## PROMPT
The data below must be copied in full and without any change.

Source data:
▬▬▬▬▬▬

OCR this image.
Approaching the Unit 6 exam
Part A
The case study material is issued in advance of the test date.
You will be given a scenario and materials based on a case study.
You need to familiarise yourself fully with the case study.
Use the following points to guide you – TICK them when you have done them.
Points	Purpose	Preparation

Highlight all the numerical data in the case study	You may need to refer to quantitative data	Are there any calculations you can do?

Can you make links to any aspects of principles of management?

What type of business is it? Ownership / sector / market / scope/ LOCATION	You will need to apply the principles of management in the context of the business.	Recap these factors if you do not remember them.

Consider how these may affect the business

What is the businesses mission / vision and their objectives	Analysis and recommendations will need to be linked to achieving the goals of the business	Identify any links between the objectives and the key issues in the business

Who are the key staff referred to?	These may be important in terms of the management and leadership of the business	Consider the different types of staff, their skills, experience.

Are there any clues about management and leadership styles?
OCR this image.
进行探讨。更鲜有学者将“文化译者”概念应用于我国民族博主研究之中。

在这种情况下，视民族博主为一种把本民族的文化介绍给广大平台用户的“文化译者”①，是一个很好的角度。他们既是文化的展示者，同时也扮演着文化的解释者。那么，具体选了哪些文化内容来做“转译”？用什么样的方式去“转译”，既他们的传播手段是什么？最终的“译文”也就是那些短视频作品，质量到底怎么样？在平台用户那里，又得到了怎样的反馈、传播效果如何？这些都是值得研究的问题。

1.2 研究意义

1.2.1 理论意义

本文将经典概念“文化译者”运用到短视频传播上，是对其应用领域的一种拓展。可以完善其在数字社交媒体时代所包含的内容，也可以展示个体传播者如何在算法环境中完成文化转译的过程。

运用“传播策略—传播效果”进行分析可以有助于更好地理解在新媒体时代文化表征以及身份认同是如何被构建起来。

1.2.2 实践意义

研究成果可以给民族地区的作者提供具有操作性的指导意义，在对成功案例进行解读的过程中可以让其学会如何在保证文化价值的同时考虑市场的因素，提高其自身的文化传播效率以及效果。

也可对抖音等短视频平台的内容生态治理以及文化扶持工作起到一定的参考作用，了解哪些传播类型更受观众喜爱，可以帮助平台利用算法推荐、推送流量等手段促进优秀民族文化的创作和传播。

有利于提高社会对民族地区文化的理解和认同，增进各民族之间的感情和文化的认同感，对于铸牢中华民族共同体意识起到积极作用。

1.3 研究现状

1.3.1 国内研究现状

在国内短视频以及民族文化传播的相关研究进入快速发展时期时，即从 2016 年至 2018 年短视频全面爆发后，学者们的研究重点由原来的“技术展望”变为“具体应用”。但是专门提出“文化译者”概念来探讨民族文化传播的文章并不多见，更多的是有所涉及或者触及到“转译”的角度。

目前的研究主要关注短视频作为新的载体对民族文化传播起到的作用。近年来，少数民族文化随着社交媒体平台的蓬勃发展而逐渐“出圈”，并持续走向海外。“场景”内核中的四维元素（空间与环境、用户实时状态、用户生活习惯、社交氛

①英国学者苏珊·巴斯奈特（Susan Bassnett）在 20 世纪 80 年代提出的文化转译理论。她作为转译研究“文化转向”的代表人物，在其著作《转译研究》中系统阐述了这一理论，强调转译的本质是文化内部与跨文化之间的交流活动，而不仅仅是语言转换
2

▬▬▬▬▬▬

## RESPONSE
OCR this image.
Approaching the Unit 6 exam
Part A
The case study material is issued in advance of the test date.
You will be given a scenario and materials based on a case study.
You need to familiarise yourself fully with the case study.
Use the following points to guide you – TICK them when you have done them.
Points	Purpose	Preparation

Highlight all the numerical data in the case study	You may need to refer to quantitative data	Are there any calculations you can do?

Can you make links to any aspects of principles of management?

What type of business is it? Ownership / sector / market / scope/ LOCATION	You will need to apply the principles of management in the context of the business.	Recap these factors if you do not remember them.

Consider how these may affect the business

What is the businesses mission / vision and their objectives	Analysis and recommendations will need to be linked to achieving the goals of the business	Identify any links between the objectives and the key issues in the business

Who are the key staff referred to?	These may be important in terms of the management and leadership of the business	Consider the different types of staff, their skills, experience.

Are there any clues about management and leadership styles?
OCR this image.
进行探讨。更鲜有学者将“文化译者”概念应用于我国民族博主研究之中。

在这种情况下，视民族博主为一种把本民族的文化介绍给广大平台用户的“文化译者”①，是一个很好的角度。他们既是文化的展示者，同时也扮演着文化的解释者。那么，具体选了哪些文化内容来做“转译”？用什么样的方式去“转译”，既他们的传播手段是什么？最终的“译文”也就是那些短视频作品，质量到底怎么样？在平台用户那里，又得到了怎样的反馈、传播效果如何？这些都是值得研究的问题。

1.2 研究意义

1.2.1 理论意义

本文将经典概念“文化译者”运用到短视频传播上，是对其应用领域的一种拓展。可以完善其在数字社交媒体时代所包含的内容，也可以展示个体传播者如何在算法环境中完成文化转译的过程。

运用“传播策略—传播效果”进行分析可以有助于更好地理解在新媒体时代文化表征以及身份认同是如何被构建起来。

1.2.2 实践意义

研究成果可以给民族地区的作者提供具有操作性的指导意义，在对成功案例进行解读的过程中可以让其学会如何在保证文化价值的同时考虑市场的因素，提高其自身的文化传播效率以及效果。

也可对抖音等短视频平台的内容生态治理以及文化扶持工作起到一定的参考作用，了解哪些传播类型更受观众喜爱，可以帮助平台利用算法推荐、推送流量等手段促进优秀民族文化的创作和传播。

有利于提高社会对民族地区文化的理解和认同，增进各民族之间的感情和文化的认同感，对于铸牢中华民族共同体意识起到积极作用。

1.3 研究现状

1.3.1 国内研究现状

在国内短视频以及民族文化传播的相关研究进入快速发展时期时，即从 2016 年至 2018 年短视频全面爆发后，学者们的研究重点由原来的“技术展望”变为“具体应用”。但是专门提出“文化译者”概念来探讨民族文化传播的文章并不多见，更多的是有所涉及或者触及到“转译”的角度。

目前的研究主要关注短视频作为新的载体对民族文化传播起到的作用。近年来，少数民族文化随着社交媒体平台的蓬勃发展而逐渐“出圈”，并持续走向海外。“场景”内核中的四维元素（空间与环境、用户实时状态、用户生活习惯、社交氛

①英国学者苏珊·巴斯奈特（Susan Bassnett）在 20 世纪 80 年代提出的文化转译理论。她作为转译研究“文化转向”的代表人物，在其著作《转译研究》中系统阐述了这一理论，强调转译的本质是文化内部与跨文化之间的交流活动，而不仅仅是语言转换
2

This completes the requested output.